REQUIREMENT = Scan the lines below; pull out those with "POFFSET".

-- begin EXTRACTED ENTRIES --

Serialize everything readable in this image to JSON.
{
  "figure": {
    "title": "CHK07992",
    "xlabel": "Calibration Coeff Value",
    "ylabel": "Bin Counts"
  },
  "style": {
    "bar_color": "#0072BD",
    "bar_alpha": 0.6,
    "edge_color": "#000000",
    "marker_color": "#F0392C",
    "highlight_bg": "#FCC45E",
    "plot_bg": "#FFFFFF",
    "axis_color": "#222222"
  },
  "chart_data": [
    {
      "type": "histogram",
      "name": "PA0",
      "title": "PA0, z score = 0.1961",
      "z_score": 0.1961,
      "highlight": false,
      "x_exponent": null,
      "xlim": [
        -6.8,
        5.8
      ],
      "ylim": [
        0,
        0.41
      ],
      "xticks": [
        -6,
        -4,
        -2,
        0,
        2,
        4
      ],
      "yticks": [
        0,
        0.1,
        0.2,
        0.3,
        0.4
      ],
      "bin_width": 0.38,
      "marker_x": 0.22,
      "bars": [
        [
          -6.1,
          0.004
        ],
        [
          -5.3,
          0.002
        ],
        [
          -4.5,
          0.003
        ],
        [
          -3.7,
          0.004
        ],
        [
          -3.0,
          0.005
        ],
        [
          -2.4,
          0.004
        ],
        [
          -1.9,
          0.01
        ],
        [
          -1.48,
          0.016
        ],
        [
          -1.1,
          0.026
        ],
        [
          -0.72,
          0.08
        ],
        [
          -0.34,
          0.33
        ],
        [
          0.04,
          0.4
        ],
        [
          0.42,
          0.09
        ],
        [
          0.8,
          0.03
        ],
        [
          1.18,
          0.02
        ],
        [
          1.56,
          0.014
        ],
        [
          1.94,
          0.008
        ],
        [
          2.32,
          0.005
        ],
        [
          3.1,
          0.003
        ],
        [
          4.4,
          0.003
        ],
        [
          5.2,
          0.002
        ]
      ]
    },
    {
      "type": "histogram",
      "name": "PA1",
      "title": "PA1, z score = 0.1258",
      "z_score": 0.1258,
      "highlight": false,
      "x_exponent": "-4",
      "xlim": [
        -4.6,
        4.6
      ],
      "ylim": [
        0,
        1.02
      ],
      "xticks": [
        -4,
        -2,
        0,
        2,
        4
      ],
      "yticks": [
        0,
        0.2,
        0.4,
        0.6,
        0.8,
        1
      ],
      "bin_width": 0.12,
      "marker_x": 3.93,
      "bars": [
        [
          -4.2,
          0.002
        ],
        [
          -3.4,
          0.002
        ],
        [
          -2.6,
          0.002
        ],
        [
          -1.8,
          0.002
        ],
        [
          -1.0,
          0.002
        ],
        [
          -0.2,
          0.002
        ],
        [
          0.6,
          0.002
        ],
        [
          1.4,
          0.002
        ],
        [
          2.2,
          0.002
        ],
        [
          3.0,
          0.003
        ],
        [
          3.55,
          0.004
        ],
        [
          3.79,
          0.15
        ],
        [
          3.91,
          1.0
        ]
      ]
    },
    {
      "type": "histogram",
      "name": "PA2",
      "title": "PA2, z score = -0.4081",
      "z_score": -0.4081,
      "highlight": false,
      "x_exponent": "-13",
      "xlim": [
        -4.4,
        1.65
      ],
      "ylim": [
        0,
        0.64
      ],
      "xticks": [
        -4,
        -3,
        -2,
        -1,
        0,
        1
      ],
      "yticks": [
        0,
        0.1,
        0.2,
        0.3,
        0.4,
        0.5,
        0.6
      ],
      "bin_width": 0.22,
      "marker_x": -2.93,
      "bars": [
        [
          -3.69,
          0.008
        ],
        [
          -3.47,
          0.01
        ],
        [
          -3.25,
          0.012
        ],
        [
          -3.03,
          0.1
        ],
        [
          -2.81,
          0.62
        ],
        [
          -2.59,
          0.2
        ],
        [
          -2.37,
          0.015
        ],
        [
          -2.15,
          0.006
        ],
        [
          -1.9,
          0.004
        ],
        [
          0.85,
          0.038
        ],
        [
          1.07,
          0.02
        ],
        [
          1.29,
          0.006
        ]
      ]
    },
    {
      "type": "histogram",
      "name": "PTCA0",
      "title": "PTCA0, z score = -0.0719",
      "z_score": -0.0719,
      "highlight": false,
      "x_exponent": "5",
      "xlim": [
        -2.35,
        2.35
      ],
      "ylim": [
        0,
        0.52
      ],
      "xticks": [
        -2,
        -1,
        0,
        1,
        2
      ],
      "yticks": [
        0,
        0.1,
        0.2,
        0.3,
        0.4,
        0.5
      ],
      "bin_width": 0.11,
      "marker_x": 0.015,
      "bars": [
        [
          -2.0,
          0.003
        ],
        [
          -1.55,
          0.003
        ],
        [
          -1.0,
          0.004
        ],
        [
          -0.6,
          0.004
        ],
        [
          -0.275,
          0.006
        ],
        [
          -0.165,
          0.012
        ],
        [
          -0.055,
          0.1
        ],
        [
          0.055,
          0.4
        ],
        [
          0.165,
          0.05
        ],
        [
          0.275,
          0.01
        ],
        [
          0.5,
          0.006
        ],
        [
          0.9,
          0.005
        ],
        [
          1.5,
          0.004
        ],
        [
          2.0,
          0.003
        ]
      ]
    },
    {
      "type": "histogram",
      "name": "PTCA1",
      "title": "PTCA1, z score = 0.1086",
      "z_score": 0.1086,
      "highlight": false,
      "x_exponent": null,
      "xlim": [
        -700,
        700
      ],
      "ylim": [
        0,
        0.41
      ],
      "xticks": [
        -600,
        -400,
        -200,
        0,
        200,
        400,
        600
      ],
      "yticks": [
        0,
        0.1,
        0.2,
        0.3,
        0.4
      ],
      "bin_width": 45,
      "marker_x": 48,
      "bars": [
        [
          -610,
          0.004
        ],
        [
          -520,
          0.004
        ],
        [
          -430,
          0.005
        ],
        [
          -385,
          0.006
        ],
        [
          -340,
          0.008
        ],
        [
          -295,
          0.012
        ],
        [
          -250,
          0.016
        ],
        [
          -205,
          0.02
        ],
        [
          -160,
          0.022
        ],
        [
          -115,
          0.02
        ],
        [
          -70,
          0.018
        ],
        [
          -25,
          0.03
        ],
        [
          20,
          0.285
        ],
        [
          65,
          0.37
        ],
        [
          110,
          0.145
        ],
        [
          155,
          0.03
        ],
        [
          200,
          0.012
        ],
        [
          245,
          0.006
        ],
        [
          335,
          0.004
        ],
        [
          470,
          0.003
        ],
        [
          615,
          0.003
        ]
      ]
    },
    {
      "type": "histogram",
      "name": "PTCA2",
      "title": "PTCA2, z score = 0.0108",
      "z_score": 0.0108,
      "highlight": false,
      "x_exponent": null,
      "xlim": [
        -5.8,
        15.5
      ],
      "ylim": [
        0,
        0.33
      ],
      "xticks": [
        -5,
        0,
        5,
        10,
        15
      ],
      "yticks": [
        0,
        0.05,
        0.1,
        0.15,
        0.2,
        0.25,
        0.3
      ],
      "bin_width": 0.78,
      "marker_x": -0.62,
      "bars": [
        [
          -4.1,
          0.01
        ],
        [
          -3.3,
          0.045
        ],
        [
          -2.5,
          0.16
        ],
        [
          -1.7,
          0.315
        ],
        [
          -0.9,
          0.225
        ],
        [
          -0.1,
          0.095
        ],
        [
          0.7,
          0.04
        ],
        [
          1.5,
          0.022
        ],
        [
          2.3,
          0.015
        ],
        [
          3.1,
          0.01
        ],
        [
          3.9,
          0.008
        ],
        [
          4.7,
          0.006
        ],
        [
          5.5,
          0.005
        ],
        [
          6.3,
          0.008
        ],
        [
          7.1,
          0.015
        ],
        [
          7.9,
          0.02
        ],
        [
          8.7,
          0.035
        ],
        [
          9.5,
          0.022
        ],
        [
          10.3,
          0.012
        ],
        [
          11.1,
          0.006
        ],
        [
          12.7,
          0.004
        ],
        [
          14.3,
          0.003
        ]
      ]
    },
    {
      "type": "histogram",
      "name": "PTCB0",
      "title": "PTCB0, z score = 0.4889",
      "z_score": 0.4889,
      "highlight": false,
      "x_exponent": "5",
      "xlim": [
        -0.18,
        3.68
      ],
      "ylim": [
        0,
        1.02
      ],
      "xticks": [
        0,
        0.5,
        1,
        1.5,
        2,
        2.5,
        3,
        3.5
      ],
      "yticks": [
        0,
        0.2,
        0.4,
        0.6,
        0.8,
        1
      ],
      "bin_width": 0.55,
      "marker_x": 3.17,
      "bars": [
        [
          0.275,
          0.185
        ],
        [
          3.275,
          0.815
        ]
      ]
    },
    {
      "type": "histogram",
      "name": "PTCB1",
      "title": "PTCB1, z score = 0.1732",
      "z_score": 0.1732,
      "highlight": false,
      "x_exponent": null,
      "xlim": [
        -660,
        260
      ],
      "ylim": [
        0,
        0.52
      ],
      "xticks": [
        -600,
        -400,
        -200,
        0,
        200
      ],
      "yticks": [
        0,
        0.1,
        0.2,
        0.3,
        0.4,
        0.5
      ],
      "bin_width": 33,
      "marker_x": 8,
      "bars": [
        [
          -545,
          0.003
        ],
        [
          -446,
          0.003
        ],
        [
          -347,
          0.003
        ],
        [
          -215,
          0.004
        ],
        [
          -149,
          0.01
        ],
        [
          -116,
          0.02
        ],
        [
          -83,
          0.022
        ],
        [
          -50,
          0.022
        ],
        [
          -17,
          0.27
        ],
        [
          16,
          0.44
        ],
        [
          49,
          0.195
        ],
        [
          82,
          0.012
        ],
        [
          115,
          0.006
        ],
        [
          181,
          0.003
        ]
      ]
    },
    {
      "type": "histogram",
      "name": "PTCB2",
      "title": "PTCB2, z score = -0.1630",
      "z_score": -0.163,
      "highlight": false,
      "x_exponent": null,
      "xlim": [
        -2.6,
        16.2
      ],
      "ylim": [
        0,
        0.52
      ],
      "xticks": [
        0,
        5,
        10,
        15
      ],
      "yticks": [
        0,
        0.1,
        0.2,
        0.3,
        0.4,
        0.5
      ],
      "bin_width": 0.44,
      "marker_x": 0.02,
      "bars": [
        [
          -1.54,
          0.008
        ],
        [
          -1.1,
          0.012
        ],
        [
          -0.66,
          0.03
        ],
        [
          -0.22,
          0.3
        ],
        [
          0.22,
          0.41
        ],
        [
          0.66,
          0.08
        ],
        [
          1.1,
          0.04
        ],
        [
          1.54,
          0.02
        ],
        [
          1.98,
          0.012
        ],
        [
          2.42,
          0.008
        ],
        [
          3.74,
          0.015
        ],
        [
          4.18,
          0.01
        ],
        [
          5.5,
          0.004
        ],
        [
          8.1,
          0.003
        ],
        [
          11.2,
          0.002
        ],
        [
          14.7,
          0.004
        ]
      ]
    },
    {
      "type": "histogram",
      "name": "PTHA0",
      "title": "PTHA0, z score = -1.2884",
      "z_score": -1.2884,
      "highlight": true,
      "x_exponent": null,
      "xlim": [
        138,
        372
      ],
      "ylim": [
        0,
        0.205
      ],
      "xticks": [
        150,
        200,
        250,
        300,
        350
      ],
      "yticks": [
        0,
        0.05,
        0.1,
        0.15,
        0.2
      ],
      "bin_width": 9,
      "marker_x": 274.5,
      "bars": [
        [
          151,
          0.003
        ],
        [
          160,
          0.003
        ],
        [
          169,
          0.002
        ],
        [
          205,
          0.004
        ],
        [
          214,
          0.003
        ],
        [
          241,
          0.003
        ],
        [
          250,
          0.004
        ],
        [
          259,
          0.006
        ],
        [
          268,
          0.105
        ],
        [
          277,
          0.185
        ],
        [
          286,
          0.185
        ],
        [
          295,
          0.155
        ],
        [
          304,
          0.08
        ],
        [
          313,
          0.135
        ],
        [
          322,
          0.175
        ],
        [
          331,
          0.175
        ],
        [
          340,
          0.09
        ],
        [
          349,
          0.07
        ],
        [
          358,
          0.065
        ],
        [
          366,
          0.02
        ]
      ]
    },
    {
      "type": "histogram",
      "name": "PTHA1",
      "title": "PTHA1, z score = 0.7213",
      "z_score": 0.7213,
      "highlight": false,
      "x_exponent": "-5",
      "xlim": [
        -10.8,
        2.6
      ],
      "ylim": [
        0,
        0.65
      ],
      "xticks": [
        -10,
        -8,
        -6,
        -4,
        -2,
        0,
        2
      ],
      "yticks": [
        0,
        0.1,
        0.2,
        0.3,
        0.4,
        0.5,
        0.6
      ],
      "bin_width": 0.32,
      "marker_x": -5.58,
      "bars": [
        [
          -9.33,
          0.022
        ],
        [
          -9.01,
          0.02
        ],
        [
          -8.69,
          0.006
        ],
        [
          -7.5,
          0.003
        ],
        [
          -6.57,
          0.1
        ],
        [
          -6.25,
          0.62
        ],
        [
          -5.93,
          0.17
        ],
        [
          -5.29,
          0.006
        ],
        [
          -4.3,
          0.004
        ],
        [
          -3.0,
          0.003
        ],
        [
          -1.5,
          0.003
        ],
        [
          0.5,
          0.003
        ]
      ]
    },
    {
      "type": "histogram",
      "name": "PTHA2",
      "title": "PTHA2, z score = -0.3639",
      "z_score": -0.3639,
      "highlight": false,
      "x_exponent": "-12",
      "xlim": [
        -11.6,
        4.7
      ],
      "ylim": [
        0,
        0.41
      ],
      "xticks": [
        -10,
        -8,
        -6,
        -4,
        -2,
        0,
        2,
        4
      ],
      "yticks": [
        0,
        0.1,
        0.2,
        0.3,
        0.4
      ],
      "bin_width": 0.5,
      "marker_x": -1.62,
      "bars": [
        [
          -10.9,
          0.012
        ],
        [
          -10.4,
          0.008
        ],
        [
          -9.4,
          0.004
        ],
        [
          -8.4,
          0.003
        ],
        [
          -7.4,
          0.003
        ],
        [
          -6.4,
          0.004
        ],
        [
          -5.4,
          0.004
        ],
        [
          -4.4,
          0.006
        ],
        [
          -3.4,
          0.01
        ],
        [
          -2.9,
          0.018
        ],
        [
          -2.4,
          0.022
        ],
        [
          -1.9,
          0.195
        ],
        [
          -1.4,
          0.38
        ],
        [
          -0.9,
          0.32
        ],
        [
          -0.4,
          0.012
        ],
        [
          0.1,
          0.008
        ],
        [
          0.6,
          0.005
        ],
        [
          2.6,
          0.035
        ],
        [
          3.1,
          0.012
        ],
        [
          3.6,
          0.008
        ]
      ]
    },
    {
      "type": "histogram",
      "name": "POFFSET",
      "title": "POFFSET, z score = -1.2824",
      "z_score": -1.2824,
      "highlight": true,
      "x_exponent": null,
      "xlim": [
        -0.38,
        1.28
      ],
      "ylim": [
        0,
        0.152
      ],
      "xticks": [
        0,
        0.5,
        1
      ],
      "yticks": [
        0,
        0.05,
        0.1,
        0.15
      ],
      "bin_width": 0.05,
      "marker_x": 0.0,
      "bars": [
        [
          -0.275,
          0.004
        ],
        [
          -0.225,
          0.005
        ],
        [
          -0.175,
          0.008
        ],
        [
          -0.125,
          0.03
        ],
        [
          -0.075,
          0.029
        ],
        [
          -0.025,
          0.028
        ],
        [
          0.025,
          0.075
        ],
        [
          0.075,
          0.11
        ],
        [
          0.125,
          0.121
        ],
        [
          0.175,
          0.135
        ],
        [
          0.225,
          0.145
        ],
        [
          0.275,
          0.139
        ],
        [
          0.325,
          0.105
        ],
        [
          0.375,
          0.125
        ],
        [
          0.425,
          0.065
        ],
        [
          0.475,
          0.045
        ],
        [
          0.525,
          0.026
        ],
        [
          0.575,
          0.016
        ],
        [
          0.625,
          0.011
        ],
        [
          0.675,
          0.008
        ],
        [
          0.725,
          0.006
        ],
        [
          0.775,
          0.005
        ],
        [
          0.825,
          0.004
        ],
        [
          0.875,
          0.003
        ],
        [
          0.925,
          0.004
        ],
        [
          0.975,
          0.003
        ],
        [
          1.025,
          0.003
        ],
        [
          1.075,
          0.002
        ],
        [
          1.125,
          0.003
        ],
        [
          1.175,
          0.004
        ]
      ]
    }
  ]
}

-- end EXTRACTED ENTRIES --

EXERCISE RESULT =
      "name": "POFFSET",
      "title": "POFFSET, z score = -1.2824",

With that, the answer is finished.